Note each line of the listing that contains the string "Champlieu", and copy it.
** start **
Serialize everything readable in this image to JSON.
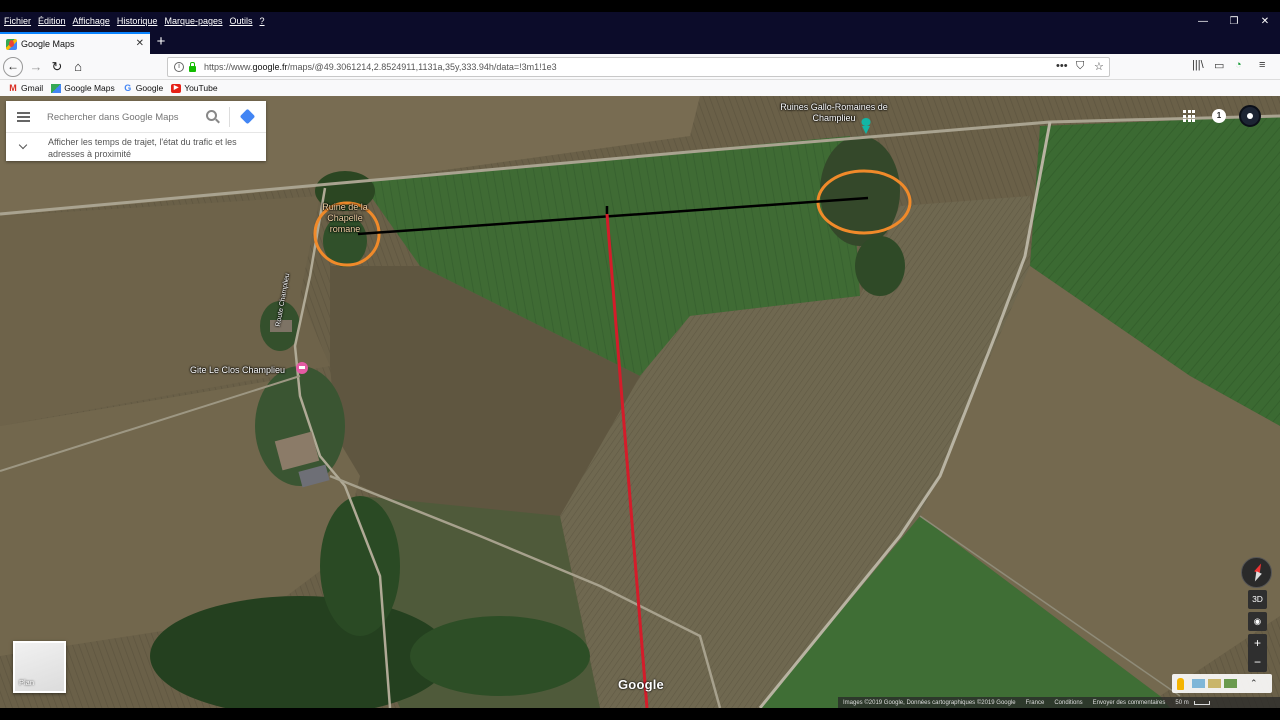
{
  "browser": {
    "menus": [
      "Fichier",
      "Édition",
      "Affichage",
      "Historique",
      "Marque-pages",
      "Outils",
      "?"
    ],
    "tab_title": "Google Maps",
    "url_prefix": "https://www.",
    "url_host": "google.fr",
    "url_path": "/maps/@49.3061214,2.8524911,1131a,35y,333.94h/data=!3m1!1e3",
    "bookmarks": [
      "Gmail",
      "Google Maps",
      "Google",
      "YouTube"
    ]
  },
  "maps": {
    "search_placeholder": "Rechercher dans Google Maps",
    "traffic_text": "Afficher les temps de trajet, l'état du trafic et les adresses à proximité",
    "notification_count": "1",
    "plan_label": "Plan",
    "tilt_label": "3D",
    "zoom_in": "+",
    "zoom_out": "−",
    "logo": "Google",
    "places": {
      "ruins": "Ruines Gallo-Romaines de Champlieu",
      "chapel": "Ruine de la Chapelle romane",
      "gite": "Gite Le Clos Champlieu",
      "road": "Route Champlieu"
    },
    "footer": {
      "attribution": "Images ©2019 Google, Données cartographiques ©2019 Google",
      "country": "France",
      "conditions": "Conditions",
      "feedback": "Envoyer des commentaires",
      "scale": "50 m"
    }
  },
  "colors": {
    "annotation_circle": "#f08a2a",
    "black_line": "#000000",
    "red_line": "#d41c2a",
    "chrome_dark": "#0c0c2a"
  }
}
** end **
ANSWER TO THIS EXERCISE —
      "ruins": "Ruines Gallo-Romaines de Champlieu",
      "gite": "Gite Le Clos Champlieu",
      "road": "Route Champlieu"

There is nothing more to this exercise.